--- Begin MATERIAL PROVIDED ---

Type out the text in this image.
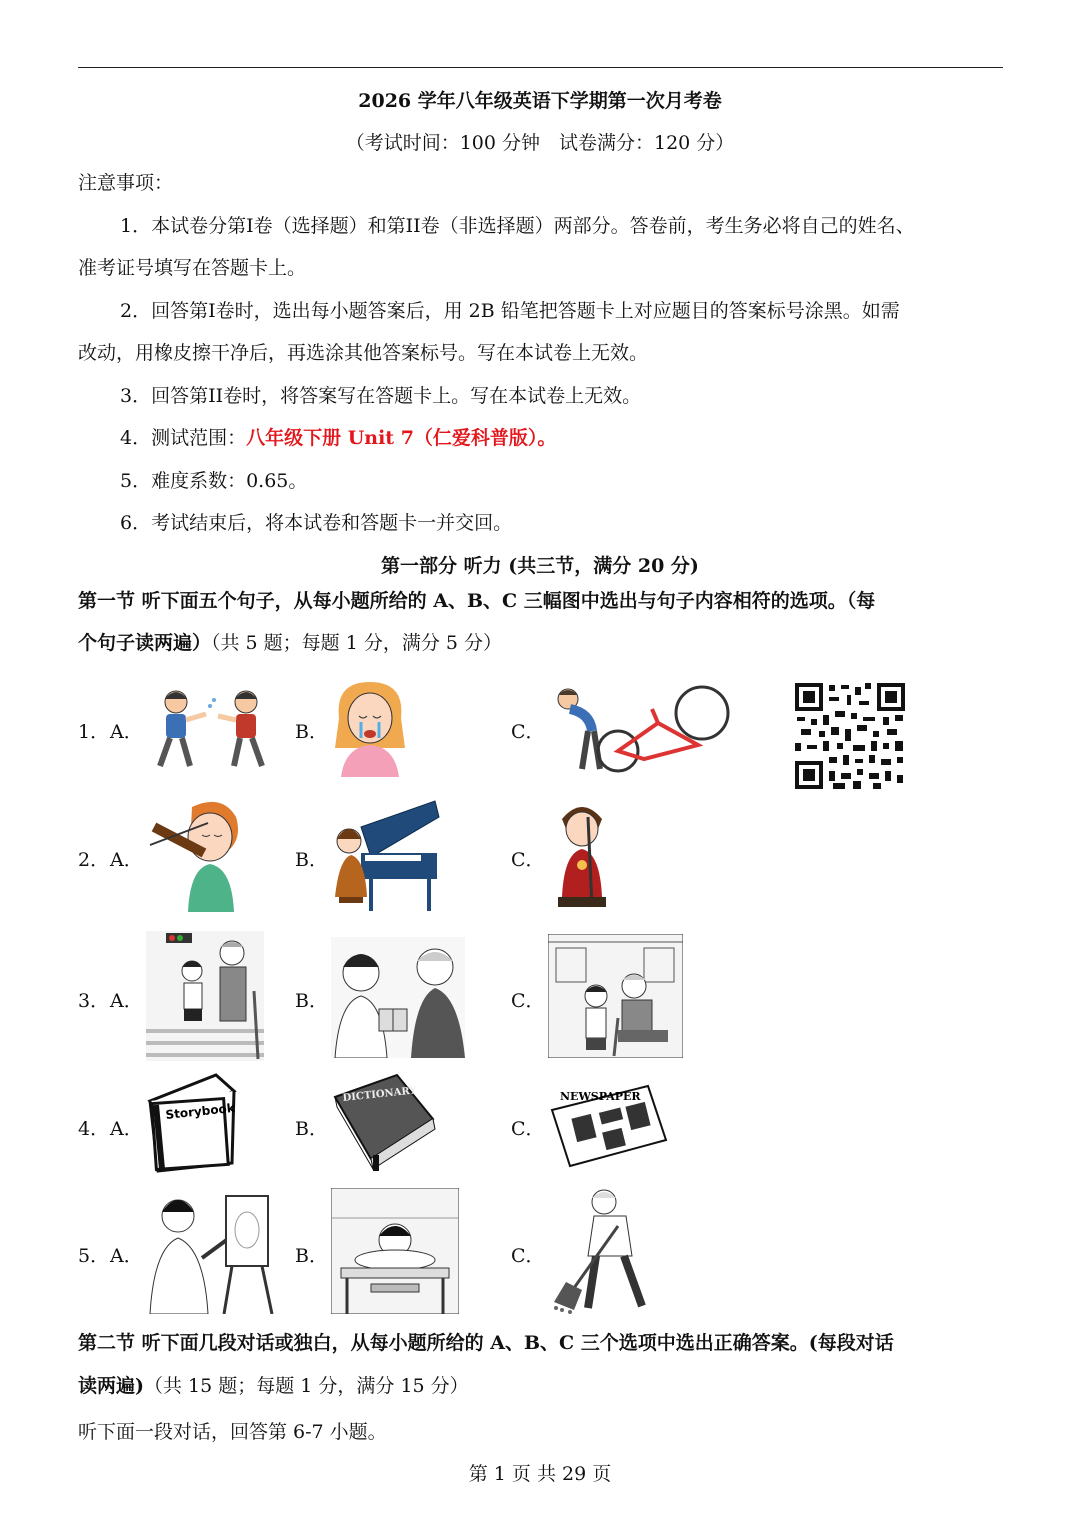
2026 学年八年级英语下学期第一次月考卷
（考试时间：100 分钟　试卷满分：120 分）

注意事项：

1．本试卷分第I卷（选择题）和第II卷（非选择题）两部分。答卷前，考生务必将自己的姓名、

准考证号填写在答题卡上。

2．回答第I卷时，选出每小题答案后，用 2B 铅笔把答题卡上对应题目的答案标号涂黑。如需

改动，用橡皮擦干净后，再选涂其他答案标号。写在本试卷上无效。

3．回答第II卷时，将答案写在答题卡上。写在本试卷上无效。

4．测试范围：八年级下册 Unit 7（仁爱科普版）。

5．难度系数：0.65。

6．考试结束后，将本试卷和答题卡一并交回。

第一部分 听力 (共三节，满分 20 分)

第一节 听下面五个句子，从每小题所给的 A、B、C 三幅图中选出与句子内容相符的选项。（每

个句子读两遍）（共 5 题；每题 1 分，满分 5 分）

1． A．	B．	C．
2． A．	B．	C．
3． A．	B．	C．
4． A．
Storybook
B．
DICTIONARY
C．
NEWSPAPER
5． A．	B．	C．

第二节 听下面几段对话或独白，从每小题所给的 A、B、C 三个选项中选出正确答案。(每段对话

读两遍)（共 15 题；每题 1 分，满分 15 分）

听下面一段对话，回答第 6-7 小题。

第 1 页 共 29 页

--- End MATERIAL PROVIDED ---

**STATED EXERCISE**
Report how many lines include the word "从每小题所给的". Give nothing but the number.

**COMPLETE ANSWER**
2